+++ DATASET ENTRIES +++

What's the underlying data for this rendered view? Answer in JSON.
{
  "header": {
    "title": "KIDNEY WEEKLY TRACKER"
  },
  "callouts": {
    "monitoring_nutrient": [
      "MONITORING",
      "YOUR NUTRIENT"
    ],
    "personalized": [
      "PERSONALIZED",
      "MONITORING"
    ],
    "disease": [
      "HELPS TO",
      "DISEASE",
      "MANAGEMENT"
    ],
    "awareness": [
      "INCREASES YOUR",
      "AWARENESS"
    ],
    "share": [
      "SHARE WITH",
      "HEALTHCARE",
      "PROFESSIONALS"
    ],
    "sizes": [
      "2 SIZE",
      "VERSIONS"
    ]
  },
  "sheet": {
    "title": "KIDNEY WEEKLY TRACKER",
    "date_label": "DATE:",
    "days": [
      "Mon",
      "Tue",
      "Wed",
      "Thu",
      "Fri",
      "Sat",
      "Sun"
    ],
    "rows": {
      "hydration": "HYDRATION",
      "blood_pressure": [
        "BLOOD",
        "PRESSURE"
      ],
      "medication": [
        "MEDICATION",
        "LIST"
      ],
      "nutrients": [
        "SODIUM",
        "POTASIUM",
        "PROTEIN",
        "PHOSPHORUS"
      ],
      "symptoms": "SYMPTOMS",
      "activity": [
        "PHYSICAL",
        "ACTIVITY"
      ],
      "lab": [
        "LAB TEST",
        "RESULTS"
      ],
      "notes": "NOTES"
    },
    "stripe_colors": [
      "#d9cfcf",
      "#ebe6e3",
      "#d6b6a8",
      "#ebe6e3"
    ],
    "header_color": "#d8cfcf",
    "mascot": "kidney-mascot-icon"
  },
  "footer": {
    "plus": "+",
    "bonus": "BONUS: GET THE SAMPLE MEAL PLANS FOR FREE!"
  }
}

+++

> INSTRUCTIONS FOR THE TASK
Give the count of lines above that include the word "TRACKER", stating no other information.

> WRITTEN RESPONSE
2